● **OBJECTIVE**
Will you print the material below without altering a single character?

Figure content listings
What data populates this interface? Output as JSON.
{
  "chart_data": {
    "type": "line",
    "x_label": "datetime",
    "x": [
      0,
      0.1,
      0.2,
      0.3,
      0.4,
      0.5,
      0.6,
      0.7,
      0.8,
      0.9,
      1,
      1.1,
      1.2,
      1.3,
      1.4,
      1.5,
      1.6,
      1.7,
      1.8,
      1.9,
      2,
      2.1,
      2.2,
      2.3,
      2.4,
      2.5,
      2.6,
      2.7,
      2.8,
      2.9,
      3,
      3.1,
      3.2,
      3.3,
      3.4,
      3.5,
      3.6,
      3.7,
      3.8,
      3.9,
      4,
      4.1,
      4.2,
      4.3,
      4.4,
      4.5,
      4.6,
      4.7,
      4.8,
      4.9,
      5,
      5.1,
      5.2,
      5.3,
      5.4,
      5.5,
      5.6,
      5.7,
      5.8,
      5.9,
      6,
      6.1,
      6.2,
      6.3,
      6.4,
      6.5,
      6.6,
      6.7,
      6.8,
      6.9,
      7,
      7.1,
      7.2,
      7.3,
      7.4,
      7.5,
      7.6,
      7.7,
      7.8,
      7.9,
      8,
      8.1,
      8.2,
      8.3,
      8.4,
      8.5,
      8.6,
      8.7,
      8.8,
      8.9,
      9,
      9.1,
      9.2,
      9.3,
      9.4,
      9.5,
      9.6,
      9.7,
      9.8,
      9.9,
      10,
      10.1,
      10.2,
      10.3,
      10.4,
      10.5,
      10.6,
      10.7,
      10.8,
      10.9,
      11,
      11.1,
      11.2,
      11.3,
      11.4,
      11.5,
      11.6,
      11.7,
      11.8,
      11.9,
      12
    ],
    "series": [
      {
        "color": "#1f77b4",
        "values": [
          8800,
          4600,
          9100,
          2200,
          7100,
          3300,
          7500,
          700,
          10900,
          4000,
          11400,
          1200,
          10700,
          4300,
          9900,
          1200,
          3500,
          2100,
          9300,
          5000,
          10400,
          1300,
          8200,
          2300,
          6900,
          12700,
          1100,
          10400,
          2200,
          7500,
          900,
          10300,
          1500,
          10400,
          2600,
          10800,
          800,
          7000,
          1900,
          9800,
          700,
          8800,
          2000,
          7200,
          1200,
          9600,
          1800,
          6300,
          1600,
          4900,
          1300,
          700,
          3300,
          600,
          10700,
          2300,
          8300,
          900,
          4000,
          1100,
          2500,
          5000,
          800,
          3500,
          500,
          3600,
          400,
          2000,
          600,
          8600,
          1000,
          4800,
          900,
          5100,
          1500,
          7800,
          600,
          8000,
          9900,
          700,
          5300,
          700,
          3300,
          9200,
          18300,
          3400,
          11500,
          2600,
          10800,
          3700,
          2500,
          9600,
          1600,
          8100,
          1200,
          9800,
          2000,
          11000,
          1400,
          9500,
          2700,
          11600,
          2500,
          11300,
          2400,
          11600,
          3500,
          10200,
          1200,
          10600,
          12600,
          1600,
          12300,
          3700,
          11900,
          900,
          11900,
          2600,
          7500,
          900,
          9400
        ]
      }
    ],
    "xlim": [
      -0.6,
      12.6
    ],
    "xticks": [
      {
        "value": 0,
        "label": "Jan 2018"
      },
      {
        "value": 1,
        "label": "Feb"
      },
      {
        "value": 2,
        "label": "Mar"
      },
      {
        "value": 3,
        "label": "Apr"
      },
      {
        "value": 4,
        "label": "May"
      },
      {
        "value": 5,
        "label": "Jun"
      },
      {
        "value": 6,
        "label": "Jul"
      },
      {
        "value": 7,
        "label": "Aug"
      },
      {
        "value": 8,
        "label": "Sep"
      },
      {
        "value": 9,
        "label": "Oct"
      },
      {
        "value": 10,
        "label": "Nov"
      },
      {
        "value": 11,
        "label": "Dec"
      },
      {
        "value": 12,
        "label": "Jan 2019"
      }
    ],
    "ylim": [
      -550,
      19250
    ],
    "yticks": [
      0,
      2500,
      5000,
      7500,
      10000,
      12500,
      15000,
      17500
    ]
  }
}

● **OUTPUT FOR THIS EXERCISE**
What data populates this interface? Output as JSON.
{
  "chart_data": {
    "type": "line",
    "x_label": "datetime",
    "x": [
      0,
      0.1,
      0.2,
      0.3,
      0.4,
      0.5,
      0.6,
      0.7,
      0.8,
      0.9,
      1,
      1.1,
      1.2,
      1.3,
      1.4,
      1.5,
      1.6,
      1.7,
      1.8,
      1.9,
      2,
      2.1,
      2.2,
      2.3,
      2.4,
      2.5,
      2.6,
      2.7,
      2.8,
      2.9,
      3,
      3.1,
      3.2,
      3.3,
      3.4,
      3.5,
      3.6,
      3.7,
      3.8,
      3.9,
      4,
      4.1,
      4.2,
      4.3,
      4.4,
      4.5,
      4.6,
      4.7,
      4.8,
      4.9,
      5,
      5.1,
      5.2,
      5.3,
      5.4,
      5.5,
      5.6,
      5.7,
      5.8,
      5.9,
      6,
      6.1,
      6.2,
      6.3,
      6.4,
      6.5,
      6.6,
      6.7,
      6.8,
      6.9,
      7,
      7.1,
      7.2,
      7.3,
      7.4,
      7.5,
      7.6,
      7.7,
      7.8,
      7.9,
      8,
      8.1,
      8.2,
      8.3,
      8.4,
      8.5,
      8.6,
      8.7,
      8.8,
      8.9,
      9,
      9.1,
      9.2,
      9.3,
      9.4,
      9.5,
      9.6,
      9.7,
      9.8,
      9.9,
      10,
      10.1,
      10.2,
      10.3,
      10.4,
      10.5,
      10.6,
      10.7,
      10.8,
      10.9,
      11,
      11.1,
      11.2,
      11.3,
      11.4,
      11.5,
      11.6,
      11.7,
      11.8,
      11.9,
      12
    ],
    "series": [
      {
        "color": "#1f77b4",
        "values": [
          8800,
          4600,
          9100,
          2200,
          7100,
          3300,
          7500,
          700,
          10900,
          4000,
          11400,
          1200,
          10700,
          4300,
          9900,
          1200,
          3500,
          2100,
          9300,
          5000,
          10400,
          1300,
          8200,
          2300,
          6900,
          12700,
          1100,
          10400,
          2200,
          7500,
          900,
          10300,
          1500,
          10400,
          2600,
          10800,
          800,
          7000,
          1900,
          9800,
          700,
          8800,
          2000,
          7200,
          1200,
          9600,
          1800,
          6300,
          1600,
          4900,
          1300,
          700,
          3300,
          600,
          10700,
          2300,
          8300,
          900,
          4000,
          1100,
          2500,
          5000,
          800,
          3500,
          500,
          3600,
          400,
          2000,
          600,
          8600,
          1000,
          4800,
          900,
          5100,
          1500,
          7800,
          600,
          8000,
          9900,
          700,
          5300,
          700,
          3300,
          9200,
          18300,
          3400,
          11500,
          2600,
          10800,
          3700,
          2500,
          9600,
          1600,
          8100,
          1200,
          9800,
          2000,
          11000,
          1400,
          9500,
          2700,
          11600,
          2500,
          11300,
          2400,
          11600,
          3500,
          10200,
          1200,
          10600,
          12600,
          1600,
          12300,
          3700,
          11900,
          900,
          11900,
          2600,
          7500,
          900,
          9400
        ]
      }
    ],
    "xlim": [
      -0.6,
      12.6
    ],
    "xticks": [
      {
        "value": 0,
        "label": "Jan 2018"
      },
      {
        "value": 1,
        "label": "Feb"
      },
      {
        "value": 2,
        "label": "Mar"
      },
      {
        "value": 3,
        "label": "Apr"
      },
      {
        "value": 4,
        "label": "May"
      },
      {
        "value": 5,
        "label": "Jun"
      },
      {
        "value": 6,
        "label": "Jul"
      },
      {
        "value": 7,
        "label": "Aug"
      },
      {
        "value": 8,
        "label": "Sep"
      },
      {
        "value": 9,
        "label": "Oct"
      },
      {
        "value": 10,
        "label": "Nov"
      },
      {
        "value": 11,
        "label": "Dec"
      },
      {
        "value": 12,
        "label": "Jan 2019"
      }
    ],
    "ylim": [
      -550,
      19250
    ],
    "yticks": [
      0,
      2500,
      5000,
      7500,
      10000,
      12500,
      15000,
      17500
    ]
  }
}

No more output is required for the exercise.